## SET TASK
Check each line of the listing, and copy it if it contains the word "JSON".

## Items from a dataset
^^^^^^^^^^^^^^^^

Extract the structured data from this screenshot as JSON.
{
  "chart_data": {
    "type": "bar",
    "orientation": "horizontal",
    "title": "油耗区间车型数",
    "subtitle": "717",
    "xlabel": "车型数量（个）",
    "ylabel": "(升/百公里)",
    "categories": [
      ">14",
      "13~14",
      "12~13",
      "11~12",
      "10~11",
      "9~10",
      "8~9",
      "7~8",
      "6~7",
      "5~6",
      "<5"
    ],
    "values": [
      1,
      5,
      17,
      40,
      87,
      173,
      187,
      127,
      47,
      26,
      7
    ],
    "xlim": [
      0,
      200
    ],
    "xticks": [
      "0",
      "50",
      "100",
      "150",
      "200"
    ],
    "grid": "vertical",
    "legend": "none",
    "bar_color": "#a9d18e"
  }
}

^^^^^^^^^^^^^^^^

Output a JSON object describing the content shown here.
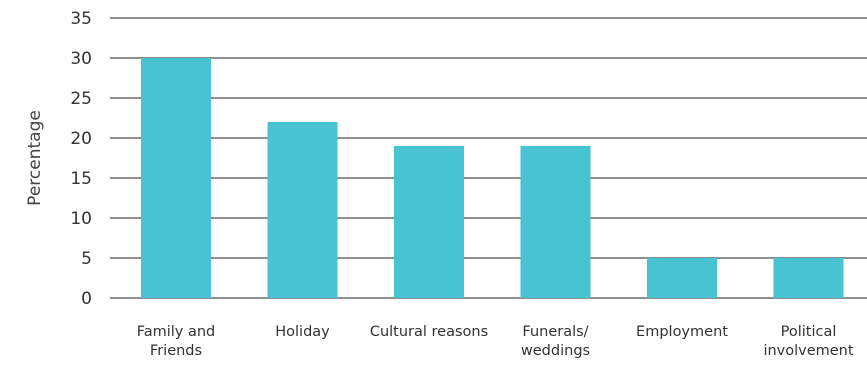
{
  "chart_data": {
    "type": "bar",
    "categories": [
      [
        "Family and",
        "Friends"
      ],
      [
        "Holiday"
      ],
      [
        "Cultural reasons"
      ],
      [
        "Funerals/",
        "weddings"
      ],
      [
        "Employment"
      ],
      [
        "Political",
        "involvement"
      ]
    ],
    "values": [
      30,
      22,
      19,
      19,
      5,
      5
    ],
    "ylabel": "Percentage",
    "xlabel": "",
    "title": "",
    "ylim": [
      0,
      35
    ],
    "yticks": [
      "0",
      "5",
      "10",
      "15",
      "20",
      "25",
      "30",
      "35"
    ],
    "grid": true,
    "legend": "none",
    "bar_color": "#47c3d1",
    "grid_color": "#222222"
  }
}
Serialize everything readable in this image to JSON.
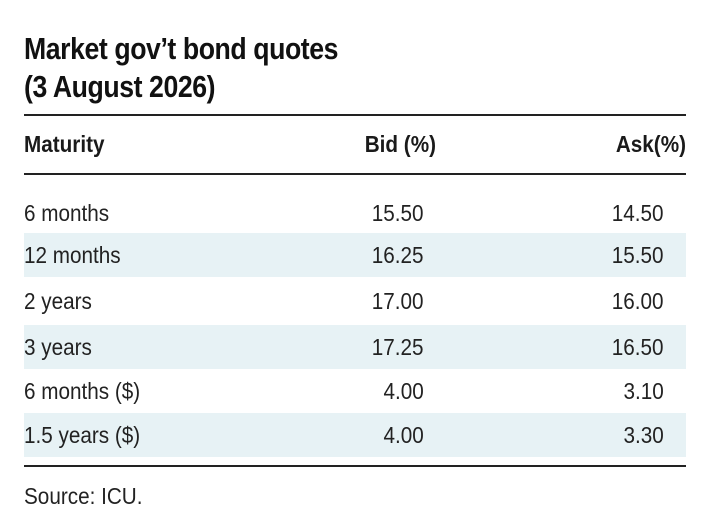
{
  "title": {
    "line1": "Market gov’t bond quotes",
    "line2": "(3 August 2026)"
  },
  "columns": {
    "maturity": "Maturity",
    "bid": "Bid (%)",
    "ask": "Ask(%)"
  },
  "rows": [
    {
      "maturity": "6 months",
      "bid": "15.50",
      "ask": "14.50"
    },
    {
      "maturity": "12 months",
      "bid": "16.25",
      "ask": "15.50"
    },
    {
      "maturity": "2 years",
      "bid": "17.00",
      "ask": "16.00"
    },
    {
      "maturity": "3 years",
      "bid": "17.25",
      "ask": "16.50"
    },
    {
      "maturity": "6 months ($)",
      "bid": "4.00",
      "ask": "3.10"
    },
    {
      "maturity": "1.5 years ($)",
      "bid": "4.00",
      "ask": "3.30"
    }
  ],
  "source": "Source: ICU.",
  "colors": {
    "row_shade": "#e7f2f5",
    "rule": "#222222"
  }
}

^^^^^^^^^^^^^^^^

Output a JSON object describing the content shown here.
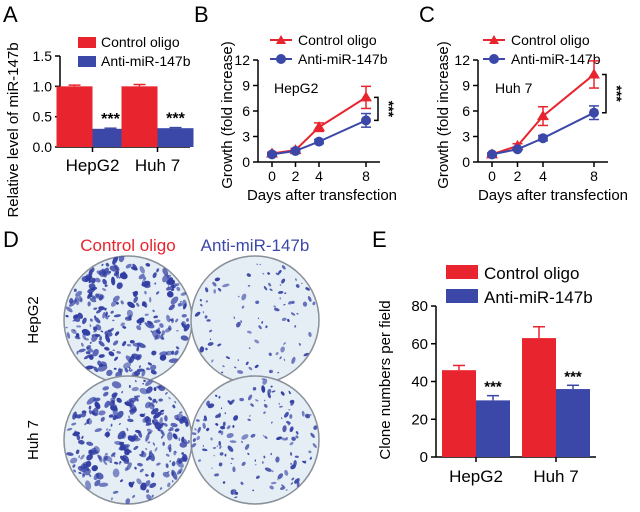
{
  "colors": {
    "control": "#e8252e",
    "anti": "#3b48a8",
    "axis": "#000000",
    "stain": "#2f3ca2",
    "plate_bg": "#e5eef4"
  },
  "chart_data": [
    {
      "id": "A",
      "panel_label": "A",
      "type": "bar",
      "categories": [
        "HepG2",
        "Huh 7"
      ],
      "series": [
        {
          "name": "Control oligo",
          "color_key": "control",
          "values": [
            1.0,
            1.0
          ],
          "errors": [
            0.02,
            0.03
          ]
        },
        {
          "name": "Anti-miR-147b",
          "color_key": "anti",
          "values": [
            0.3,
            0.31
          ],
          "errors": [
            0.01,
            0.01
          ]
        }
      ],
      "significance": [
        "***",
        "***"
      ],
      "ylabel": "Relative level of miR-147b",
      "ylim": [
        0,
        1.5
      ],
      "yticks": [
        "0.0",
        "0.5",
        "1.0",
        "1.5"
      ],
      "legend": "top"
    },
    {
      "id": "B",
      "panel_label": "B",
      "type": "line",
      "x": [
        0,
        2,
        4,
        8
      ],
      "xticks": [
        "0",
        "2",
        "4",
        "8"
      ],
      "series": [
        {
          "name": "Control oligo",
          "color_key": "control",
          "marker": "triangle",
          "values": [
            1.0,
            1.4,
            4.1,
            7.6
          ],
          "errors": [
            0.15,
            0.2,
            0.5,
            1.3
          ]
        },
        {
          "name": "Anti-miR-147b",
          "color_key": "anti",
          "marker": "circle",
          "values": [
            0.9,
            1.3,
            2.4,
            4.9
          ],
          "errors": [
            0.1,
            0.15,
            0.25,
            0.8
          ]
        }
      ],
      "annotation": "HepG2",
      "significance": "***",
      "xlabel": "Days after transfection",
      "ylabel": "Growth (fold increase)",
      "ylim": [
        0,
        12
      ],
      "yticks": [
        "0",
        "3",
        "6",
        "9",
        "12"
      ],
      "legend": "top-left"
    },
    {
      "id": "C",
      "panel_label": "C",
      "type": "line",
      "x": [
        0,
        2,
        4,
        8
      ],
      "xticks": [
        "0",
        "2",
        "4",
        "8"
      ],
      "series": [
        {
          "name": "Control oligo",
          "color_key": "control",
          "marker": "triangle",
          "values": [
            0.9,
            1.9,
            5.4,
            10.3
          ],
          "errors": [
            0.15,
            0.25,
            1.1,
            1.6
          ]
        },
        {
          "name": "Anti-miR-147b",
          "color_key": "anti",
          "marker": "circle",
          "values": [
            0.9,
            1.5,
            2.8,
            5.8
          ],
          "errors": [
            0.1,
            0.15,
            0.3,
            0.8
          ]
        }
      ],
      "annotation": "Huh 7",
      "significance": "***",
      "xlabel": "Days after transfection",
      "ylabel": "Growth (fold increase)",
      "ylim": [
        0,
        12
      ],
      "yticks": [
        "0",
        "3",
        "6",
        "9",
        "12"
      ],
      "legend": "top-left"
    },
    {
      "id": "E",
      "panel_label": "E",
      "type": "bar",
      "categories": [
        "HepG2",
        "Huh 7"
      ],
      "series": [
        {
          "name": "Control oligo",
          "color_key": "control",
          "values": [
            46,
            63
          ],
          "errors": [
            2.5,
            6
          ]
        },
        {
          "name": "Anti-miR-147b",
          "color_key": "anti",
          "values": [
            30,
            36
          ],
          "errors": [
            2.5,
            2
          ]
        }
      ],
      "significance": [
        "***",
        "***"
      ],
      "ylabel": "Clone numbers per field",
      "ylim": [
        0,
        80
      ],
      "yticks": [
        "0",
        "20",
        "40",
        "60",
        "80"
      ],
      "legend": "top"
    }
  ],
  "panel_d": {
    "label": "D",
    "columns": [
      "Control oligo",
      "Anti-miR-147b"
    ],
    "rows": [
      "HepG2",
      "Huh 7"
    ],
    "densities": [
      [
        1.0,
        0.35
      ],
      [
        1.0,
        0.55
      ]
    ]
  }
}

^^^^^^^^^^^^^^^^

## RESPONSE TO THIS EXERCISE
Extract the structured data from this screenshot as JSON.
Output a JSON object describing the content shown here.
Serialize everything readable in this image to JSON.
Output a JSON object describing the content shown here.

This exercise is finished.